▶ _PROBLEM TO SOLVE_
Copy out the listing exactly.

+ + + + + + +

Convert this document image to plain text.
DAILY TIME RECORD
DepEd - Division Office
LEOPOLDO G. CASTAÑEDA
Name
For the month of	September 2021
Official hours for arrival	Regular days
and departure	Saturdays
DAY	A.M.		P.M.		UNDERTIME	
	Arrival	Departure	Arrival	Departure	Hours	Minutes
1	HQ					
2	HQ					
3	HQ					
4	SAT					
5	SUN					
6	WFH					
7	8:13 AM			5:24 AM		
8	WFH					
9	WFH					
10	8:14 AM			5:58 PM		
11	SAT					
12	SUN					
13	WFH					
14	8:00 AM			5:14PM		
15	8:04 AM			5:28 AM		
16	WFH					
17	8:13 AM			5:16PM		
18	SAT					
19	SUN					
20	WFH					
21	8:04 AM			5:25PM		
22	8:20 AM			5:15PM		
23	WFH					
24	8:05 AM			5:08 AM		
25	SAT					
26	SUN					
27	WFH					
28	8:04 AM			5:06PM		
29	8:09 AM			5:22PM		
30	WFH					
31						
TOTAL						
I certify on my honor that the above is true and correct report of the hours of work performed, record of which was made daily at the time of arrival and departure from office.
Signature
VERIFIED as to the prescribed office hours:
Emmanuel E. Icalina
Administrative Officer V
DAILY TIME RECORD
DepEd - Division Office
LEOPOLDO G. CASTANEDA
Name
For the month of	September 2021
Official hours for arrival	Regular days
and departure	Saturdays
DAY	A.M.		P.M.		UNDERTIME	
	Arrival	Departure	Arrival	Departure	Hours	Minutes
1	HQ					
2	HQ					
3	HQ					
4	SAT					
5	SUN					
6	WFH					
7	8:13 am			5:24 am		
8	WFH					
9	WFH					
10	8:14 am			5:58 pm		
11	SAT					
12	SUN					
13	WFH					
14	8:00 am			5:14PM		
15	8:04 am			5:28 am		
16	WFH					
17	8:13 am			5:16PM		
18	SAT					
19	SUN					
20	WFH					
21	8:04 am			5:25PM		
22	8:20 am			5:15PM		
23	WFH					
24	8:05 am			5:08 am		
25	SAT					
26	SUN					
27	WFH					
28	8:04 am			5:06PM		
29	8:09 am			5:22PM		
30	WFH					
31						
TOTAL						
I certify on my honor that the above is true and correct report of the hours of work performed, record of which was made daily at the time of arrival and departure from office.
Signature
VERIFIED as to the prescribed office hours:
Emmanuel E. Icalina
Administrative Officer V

+ + + + + + +

▶ _RESPONSE_
Convert this document image to plain text.
DAILY TIME RECORD
DepEd - Division Office
LEOPOLDO G. CASTAÑEDA
Name
For the month of	September 2021
Official hours for arrival	Regular days
and departure	Saturdays
DAY	A.M.		P.M.		UNDERTIME	
	Arrival	Departure	Arrival	Departure	Hours	Minutes
1	HQ					
2	HQ					
3	HQ					
4	SAT					
5	SUN					
6	WFH					
7	8:13 AM			5:24 AM		
8	WFH					
9	WFH					
10	8:14 AM			5:58 PM		
11	SAT					
12	SUN					
13	WFH					
14	8:00 AM			5:14PM		
15	8:04 AM			5:28 AM		
16	WFH					
17	8:13 AM			5:16PM		
18	SAT					
19	SUN					
20	WFH					
21	8:04 AM			5:25PM		
22	8:20 AM			5:15PM		
23	WFH					
24	8:05 AM			5:08 AM		
25	SAT					
26	SUN					
27	WFH					
28	8:04 AM			5:06PM		
29	8:09 AM			5:22PM		
30	WFH					
31						
TOTAL						
I certify on my honor that the above is true and correct report of the hours of work performed, record of which was made daily at the time of arrival and departure from office.
Signature
VERIFIED as to the prescribed office hours:
Emmanuel E. Icalina
Administrative Officer V
DAILY TIME RECORD
DepEd - Division Office
LEOPOLDO G. CASTANEDA
Name
For the month of	September 2021
Official hours for arrival	Regular days
and departure	Saturdays
DAY	A.M.		P.M.		UNDERTIME	
	Arrival	Departure	Arrival	Departure	Hours	Minutes
1	HQ					
2	HQ					
3	HQ					
4	SAT					
5	SUN					
6	WFH					
7	8:13 am			5:24 am		
8	WFH					
9	WFH					
10	8:14 am			5:58 pm		
11	SAT					
12	SUN					
13	WFH					
14	8:00 am			5:14PM		
15	8:04 am			5:28 am		
16	WFH					
17	8:13 am			5:16PM		
18	SAT					
19	SUN					
20	WFH					
21	8:04 am			5:25PM		
22	8:20 am			5:15PM		
23	WFH					
24	8:05 am			5:08 am		
25	SAT					
26	SUN					
27	WFH					
28	8:04 am			5:06PM		
29	8:09 am			5:22PM		
30	WFH					
31						
TOTAL						
I certify on my honor that the above is true and correct report of the hours of work performed, record of which was made daily at the time of arrival and departure from office.
Signature
VERIFIED as to the prescribed office hours:
Emmanuel E. Icalina
Administrative Officer V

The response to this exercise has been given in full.